◆ Given exercise:
Copy every line of the records below verbatim.

◆ Provided data:
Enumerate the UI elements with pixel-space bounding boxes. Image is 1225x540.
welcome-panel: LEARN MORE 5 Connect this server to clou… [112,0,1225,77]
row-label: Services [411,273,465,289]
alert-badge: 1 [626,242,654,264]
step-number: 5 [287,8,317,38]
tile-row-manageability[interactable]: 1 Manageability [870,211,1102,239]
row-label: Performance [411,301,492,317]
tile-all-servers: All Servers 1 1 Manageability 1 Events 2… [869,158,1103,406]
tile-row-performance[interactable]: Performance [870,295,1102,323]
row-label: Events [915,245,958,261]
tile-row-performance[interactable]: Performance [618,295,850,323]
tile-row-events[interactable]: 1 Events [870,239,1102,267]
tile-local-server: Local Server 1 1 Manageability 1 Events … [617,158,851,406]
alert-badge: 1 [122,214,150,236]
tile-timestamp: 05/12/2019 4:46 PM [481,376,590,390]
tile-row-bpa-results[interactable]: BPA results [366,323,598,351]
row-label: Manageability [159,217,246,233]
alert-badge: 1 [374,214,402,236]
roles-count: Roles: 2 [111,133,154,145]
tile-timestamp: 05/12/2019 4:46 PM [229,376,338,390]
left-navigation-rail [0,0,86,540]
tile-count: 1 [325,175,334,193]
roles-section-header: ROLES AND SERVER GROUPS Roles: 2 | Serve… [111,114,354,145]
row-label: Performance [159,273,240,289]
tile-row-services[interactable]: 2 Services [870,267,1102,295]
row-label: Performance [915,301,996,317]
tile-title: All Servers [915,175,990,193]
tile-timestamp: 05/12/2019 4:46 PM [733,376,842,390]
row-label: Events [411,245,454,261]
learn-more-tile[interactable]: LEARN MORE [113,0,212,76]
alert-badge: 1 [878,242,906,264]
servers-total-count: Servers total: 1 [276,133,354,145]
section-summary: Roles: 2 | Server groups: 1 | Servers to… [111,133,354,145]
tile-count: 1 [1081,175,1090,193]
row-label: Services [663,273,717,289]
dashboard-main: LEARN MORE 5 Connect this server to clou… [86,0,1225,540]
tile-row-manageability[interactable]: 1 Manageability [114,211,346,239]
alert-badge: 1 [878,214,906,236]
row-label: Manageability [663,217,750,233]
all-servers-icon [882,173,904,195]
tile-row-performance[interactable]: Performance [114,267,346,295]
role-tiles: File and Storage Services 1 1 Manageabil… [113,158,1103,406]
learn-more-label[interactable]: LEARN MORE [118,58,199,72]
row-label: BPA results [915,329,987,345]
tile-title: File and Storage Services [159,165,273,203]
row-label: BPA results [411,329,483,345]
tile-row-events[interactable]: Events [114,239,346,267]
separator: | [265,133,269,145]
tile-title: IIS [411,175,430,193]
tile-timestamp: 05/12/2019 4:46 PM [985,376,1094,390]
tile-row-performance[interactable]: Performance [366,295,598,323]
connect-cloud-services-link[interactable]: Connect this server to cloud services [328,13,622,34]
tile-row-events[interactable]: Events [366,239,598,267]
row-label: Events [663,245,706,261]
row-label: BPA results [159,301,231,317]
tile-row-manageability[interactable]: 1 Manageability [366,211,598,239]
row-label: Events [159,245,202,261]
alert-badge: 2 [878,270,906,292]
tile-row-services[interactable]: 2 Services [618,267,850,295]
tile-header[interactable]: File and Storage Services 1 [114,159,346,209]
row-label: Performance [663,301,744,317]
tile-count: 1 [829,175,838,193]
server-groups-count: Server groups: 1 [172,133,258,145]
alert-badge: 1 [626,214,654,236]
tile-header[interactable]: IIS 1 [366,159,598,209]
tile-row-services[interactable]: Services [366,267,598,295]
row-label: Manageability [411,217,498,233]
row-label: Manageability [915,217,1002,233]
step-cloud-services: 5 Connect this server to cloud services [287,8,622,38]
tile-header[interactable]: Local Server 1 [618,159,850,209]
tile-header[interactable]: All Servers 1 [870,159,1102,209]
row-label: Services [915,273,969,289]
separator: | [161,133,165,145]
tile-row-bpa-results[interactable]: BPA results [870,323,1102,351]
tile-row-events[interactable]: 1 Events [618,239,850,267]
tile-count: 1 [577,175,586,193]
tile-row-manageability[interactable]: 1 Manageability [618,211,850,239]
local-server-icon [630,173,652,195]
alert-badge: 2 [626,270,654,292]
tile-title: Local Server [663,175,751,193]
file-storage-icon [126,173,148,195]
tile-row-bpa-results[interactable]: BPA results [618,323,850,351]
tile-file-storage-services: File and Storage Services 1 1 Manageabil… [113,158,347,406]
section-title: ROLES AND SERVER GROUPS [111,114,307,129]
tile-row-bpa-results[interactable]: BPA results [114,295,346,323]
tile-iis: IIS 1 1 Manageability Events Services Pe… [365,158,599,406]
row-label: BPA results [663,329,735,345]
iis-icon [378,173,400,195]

◆ Worked solution:
Enumerate the UI elements with pixel-space bounding boxes. Image is 1225x540.
welcome-panel: LEARN MORE 5 Connect this server to clou… [112,0,1225,77]
row-label: Services [411,273,465,289]
alert-badge: 1 [626,242,654,264]
step-number: 5 [287,8,317,38]
tile-row-manageability[interactable]: 1 Manageability [870,211,1102,239]
row-label: Performance [411,301,492,317]
tile-all-servers: All Servers 1 1 Manageability 1 Events 2… [869,158,1103,406]
tile-row-performance[interactable]: Performance [870,295,1102,323]
row-label: Events [915,245,958,261]
tile-row-performance[interactable]: Performance [618,295,850,323]
tile-row-events[interactable]: 1 Events [870,239,1102,267]
tile-local-server: Local Server 1 1 Manageability 1 Events … [617,158,851,406]
alert-badge: 1 [122,214,150,236]
tile-timestamp: 05/12/2019 4:46 PM [481,376,590,390]
tile-row-bpa-results[interactable]: BPA results [366,323,598,351]
row-label: Manageability [159,217,246,233]
alert-badge: 1 [374,214,402,236]
roles-count: Roles: 2 [111,133,154,145]
tile-timestamp: 05/12/2019 4:46 PM [229,376,338,390]
left-navigation-rail [0,0,86,540]
tile-count: 1 [325,175,334,193]
roles-section-header: ROLES AND SERVER GROUPS Roles: 2 | Serve… [111,114,354,145]
row-label: Performance [159,273,240,289]
tile-row-services[interactable]: 2 Services [870,267,1102,295]
row-label: Performance [915,301,996,317]
tile-title: All Servers [915,175,990,193]
tile-timestamp: 05/12/2019 4:46 PM [733,376,842,390]
row-label: Events [411,245,454,261]
learn-more-tile[interactable]: LEARN MORE [113,0,212,76]
alert-badge: 1 [878,242,906,264]
servers-total-count: Servers total: 1 [276,133,354,145]
section-summary: Roles: 2 | Server groups: 1 | Servers to… [111,133,354,145]
tile-count: 1 [1081,175,1090,193]
row-label: Services [663,273,717,289]
dashboard-main: LEARN MORE 5 Connect this server to clou… [86,0,1225,540]
tile-row-manageability[interactable]: 1 Manageability [114,211,346,239]
alert-badge: 1 [878,214,906,236]
row-label: Manageability [663,217,750,233]
all-servers-icon [882,173,904,195]
tile-row-performance[interactable]: Performance [114,267,346,295]
role-tiles: File and Storage Services 1 1 Manageabil… [113,158,1103,406]
learn-more-label[interactable]: LEARN MORE [118,58,199,72]
row-label: BPA results [915,329,987,345]
tile-title: File and Storage Services [159,165,273,203]
row-label: BPA results [411,329,483,345]
tile-row-events[interactable]: Events [114,239,346,267]
separator: | [265,133,269,145]
tile-title: IIS [411,175,430,193]
tile-timestamp: 05/12/2019 4:46 PM [985,376,1094,390]
tile-row-performance[interactable]: Performance [366,295,598,323]
connect-cloud-services-link[interactable]: Connect this server to cloud services [328,13,622,34]
tile-row-events[interactable]: Events [366,239,598,267]
row-label: Events [663,245,706,261]
row-label: BPA results [159,301,231,317]
tile-row-manageability[interactable]: 1 Manageability [366,211,598,239]
row-label: Events [159,245,202,261]
alert-badge: 2 [878,270,906,292]
tile-row-services[interactable]: 2 Services [618,267,850,295]
tile-header[interactable]: File and Storage Services 1 [114,159,346,209]
row-label: Performance [663,301,744,317]
tile-count: 1 [829,175,838,193]
server-groups-count: Server groups: 1 [172,133,258,145]
alert-badge: 1 [626,214,654,236]
tile-header[interactable]: IIS 1 [366,159,598,209]
tile-row-services[interactable]: Services [366,267,598,295]
row-label: Manageability [411,217,498,233]
row-label: Manageability [915,217,1002,233]
step-cloud-services: 5 Connect this server to cloud services [287,8,622,38]
tile-header[interactable]: Local Server 1 [618,159,850,209]
tile-header[interactable]: All Servers 1 [870,159,1102,209]
row-label: Services [915,273,969,289]
separator: | [161,133,165,145]
tile-row-bpa-results[interactable]: BPA results [870,323,1102,351]
tile-row-events[interactable]: 1 Events [618,239,850,267]
tile-count: 1 [577,175,586,193]
tile-row-manageability[interactable]: 1 Manageability [618,211,850,239]
local-server-icon [630,173,652,195]
alert-badge: 2 [626,270,654,292]
tile-title: Local Server [663,175,751,193]
file-storage-icon [126,173,148,195]
tile-row-bpa-results[interactable]: BPA results [618,323,850,351]
tile-file-storage-services: File and Storage Services 1 1 Manageabil… [113,158,347,406]
section-title: ROLES AND SERVER GROUPS [111,114,307,129]
tile-row-bpa-results[interactable]: BPA results [114,295,346,323]
tile-iis: IIS 1 1 Manageability Events Services Pe… [365,158,599,406]
row-label: BPA results [663,329,735,345]
iis-icon [378,173,400,195]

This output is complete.